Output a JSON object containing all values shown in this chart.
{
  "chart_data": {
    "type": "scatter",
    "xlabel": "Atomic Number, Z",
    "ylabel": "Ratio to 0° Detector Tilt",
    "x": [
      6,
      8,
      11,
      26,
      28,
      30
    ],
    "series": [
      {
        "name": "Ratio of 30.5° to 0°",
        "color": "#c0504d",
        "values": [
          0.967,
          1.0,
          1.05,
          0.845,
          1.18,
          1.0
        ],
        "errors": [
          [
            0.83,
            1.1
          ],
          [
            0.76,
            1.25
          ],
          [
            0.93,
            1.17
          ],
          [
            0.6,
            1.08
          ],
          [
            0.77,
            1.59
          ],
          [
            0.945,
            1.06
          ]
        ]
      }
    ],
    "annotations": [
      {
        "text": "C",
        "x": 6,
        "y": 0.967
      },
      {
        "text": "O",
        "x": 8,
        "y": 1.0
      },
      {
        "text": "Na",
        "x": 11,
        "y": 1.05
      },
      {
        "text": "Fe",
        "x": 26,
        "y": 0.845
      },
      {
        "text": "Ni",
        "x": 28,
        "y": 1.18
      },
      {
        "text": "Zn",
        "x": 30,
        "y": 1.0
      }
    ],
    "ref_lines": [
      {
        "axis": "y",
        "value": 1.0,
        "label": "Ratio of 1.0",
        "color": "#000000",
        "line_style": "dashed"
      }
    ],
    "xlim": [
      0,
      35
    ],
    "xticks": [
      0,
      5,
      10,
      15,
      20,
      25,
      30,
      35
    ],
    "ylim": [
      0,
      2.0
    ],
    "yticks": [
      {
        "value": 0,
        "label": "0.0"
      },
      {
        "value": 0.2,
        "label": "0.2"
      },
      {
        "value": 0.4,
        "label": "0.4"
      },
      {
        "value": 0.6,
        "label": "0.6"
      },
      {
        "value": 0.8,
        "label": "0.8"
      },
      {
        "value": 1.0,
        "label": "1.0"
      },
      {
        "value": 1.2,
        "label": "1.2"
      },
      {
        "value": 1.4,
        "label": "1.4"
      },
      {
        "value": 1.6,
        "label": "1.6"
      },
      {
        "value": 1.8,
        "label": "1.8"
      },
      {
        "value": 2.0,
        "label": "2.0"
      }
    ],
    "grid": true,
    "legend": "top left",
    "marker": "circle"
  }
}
- - -
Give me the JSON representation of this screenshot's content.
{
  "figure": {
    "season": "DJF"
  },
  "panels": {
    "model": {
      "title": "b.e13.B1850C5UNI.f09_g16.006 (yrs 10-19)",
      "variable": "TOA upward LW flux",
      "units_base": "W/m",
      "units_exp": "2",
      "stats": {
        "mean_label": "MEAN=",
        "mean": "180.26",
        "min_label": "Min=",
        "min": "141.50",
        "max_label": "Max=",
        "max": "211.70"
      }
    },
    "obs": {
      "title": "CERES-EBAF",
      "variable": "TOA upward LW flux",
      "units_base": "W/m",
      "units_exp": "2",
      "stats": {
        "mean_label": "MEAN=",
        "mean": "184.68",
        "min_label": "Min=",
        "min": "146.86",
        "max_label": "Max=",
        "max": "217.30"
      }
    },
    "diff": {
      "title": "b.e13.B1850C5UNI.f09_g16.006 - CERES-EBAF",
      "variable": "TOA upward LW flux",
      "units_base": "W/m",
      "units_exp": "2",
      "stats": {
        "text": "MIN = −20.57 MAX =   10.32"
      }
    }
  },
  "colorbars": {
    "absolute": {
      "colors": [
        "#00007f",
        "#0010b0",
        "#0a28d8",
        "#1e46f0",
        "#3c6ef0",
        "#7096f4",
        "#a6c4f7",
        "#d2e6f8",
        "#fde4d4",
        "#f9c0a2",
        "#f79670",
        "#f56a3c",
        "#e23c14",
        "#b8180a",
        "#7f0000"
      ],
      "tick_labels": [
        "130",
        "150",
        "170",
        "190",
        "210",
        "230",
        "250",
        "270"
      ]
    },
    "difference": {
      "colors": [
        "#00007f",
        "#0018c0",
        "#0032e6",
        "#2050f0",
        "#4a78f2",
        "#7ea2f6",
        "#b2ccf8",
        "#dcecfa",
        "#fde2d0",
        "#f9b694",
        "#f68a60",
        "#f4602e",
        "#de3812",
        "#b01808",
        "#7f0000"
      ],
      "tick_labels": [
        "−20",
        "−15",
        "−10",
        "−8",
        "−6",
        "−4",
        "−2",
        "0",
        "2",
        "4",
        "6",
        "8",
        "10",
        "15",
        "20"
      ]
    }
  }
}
- - -
**EXERCISE TASK:** Which lines contain the word "text"? Copy each one.

**SOLUTION TO THE PROBLEM:**
        "text": "C",
        "text": "O",
        "text": "Na",
        "text": "Fe",
        "text": "Ni",
        "text": "Zn",
        "text": "MIN = −20.57 MAX =   10.32"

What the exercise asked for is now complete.